## WHAT IS NEEDED
Identify each line below that contains the word "label", and copy it out.

────────────────────────────────────────

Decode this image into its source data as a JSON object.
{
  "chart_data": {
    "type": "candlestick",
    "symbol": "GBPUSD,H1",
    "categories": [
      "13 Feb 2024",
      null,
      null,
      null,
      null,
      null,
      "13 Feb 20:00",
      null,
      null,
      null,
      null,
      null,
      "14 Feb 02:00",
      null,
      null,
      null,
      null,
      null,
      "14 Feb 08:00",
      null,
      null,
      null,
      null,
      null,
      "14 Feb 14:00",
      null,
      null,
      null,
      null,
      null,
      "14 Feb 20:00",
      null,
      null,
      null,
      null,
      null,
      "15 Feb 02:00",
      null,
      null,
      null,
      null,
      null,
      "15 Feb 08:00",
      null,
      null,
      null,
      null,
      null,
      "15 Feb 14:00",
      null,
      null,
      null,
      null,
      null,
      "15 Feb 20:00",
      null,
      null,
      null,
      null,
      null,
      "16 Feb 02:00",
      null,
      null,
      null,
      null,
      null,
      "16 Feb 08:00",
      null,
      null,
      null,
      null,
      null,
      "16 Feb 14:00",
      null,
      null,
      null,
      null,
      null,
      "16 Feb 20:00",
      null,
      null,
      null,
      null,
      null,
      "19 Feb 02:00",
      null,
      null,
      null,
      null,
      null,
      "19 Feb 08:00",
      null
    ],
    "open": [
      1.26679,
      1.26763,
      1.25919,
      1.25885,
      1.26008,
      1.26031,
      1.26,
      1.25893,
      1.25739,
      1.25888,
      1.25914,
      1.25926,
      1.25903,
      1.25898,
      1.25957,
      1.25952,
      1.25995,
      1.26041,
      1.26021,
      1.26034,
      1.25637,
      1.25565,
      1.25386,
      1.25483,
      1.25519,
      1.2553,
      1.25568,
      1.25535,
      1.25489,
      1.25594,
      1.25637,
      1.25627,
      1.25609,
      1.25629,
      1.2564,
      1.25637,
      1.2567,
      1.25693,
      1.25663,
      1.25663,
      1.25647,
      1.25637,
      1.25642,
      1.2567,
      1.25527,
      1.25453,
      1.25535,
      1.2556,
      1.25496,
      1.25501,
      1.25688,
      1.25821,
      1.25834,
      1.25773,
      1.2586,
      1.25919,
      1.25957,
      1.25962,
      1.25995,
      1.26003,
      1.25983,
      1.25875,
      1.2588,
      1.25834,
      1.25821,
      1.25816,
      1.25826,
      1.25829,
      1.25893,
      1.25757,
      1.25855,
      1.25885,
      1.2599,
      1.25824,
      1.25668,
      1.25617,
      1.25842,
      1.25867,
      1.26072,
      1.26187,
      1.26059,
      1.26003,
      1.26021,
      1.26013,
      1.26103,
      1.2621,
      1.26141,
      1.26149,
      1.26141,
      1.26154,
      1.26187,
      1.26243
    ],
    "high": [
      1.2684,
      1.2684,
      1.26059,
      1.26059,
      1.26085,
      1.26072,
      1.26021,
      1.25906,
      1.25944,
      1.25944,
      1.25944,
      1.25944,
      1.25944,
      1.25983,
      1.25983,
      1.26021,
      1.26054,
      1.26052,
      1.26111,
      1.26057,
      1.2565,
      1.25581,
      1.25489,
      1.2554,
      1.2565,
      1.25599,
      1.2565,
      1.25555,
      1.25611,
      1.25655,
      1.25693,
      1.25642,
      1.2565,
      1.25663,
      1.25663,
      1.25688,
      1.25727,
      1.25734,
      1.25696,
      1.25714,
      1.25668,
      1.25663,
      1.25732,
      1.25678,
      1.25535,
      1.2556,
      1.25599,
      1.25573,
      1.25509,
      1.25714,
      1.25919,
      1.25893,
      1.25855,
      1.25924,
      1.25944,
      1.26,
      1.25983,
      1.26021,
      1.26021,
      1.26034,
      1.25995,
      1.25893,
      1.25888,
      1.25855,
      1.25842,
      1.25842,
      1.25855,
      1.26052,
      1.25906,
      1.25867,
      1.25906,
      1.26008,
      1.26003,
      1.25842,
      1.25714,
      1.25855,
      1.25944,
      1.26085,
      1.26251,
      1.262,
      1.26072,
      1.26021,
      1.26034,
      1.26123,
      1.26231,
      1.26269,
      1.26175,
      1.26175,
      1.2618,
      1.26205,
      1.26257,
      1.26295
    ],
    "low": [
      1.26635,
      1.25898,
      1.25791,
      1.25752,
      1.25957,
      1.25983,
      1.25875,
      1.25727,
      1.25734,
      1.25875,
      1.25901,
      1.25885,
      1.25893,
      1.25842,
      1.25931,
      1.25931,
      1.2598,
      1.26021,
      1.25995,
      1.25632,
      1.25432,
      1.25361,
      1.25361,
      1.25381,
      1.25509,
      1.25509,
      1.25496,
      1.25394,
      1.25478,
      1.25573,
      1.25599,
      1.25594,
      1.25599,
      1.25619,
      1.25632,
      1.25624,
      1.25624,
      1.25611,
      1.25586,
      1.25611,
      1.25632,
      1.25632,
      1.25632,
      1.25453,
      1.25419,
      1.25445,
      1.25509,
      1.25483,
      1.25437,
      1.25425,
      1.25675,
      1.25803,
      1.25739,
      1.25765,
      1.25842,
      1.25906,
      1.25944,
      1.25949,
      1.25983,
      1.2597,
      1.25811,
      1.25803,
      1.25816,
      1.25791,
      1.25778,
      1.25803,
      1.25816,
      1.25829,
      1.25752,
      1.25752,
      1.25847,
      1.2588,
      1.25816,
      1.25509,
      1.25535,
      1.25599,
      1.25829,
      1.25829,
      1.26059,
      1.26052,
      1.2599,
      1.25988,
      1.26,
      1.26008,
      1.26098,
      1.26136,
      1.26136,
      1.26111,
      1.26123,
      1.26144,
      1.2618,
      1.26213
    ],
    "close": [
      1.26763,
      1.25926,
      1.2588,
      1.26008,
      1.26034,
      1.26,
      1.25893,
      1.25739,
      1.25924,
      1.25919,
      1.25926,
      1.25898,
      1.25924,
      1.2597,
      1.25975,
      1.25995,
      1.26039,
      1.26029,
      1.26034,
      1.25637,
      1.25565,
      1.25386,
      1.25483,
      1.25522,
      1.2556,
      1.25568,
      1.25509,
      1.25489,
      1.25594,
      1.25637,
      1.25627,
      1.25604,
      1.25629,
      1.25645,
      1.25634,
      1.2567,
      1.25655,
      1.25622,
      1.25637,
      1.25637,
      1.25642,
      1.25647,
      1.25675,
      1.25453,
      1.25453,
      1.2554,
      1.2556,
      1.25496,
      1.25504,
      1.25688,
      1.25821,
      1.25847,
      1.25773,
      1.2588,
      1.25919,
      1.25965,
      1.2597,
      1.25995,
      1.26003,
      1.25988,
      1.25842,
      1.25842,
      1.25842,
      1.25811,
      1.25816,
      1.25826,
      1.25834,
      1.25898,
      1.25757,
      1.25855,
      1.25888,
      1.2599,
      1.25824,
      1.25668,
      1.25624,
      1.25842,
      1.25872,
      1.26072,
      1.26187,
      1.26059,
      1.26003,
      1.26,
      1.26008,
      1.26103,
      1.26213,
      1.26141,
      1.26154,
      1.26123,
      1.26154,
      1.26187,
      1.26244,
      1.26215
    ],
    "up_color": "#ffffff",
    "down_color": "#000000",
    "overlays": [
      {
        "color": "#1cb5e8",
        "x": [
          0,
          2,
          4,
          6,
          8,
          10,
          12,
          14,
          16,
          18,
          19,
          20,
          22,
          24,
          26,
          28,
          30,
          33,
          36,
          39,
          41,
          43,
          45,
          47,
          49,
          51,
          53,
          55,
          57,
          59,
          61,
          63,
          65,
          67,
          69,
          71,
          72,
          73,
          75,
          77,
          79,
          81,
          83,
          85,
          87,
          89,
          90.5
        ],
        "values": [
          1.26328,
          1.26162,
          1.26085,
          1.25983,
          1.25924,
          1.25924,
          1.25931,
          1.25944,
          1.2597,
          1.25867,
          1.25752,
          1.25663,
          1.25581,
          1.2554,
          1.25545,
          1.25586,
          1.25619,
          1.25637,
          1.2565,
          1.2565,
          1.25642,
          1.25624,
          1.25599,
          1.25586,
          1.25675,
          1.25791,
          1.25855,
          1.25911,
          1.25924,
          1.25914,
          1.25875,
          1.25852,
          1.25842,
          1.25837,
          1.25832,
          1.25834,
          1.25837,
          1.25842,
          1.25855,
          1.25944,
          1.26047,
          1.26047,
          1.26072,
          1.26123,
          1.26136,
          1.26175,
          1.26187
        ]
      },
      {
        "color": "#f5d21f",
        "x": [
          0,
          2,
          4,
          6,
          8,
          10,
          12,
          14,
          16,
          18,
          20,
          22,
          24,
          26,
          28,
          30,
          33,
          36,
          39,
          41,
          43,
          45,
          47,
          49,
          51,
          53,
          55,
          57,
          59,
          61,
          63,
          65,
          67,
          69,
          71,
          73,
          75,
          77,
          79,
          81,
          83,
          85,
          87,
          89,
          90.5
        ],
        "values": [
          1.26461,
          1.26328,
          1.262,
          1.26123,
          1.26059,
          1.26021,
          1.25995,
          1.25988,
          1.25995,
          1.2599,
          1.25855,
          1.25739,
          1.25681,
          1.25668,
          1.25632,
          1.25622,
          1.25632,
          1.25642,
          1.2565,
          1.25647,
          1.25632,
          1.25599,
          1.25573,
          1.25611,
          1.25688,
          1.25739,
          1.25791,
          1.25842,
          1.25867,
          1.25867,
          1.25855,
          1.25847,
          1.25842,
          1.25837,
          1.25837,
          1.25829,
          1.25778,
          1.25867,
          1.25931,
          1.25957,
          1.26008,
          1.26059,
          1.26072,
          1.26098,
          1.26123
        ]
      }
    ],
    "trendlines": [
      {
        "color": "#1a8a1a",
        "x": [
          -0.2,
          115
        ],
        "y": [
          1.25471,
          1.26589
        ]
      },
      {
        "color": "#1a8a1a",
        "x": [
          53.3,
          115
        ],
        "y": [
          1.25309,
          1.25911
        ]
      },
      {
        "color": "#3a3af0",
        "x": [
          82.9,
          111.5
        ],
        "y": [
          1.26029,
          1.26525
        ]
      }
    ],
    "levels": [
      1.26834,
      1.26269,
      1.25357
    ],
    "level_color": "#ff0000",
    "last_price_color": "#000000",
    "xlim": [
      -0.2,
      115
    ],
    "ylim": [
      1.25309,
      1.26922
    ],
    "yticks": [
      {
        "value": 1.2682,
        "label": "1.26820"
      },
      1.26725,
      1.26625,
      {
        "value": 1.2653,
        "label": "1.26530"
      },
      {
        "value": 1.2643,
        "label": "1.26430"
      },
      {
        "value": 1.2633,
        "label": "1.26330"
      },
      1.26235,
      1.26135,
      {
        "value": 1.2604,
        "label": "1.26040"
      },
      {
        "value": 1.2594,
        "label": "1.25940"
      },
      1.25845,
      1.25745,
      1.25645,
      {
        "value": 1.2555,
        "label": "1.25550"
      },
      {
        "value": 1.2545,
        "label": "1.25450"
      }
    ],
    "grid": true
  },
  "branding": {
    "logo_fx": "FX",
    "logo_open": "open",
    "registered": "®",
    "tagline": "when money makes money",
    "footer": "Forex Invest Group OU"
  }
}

────────────────────────────────────────

## ANSWER TO THE TASK
        "label": "1.26820"
        "label": "1.26530"
        "label": "1.26430"
        "label": "1.26330"
        "label": "1.26040"
        "label": "1.25940"
        "label": "1.25550"
        "label": "1.25450"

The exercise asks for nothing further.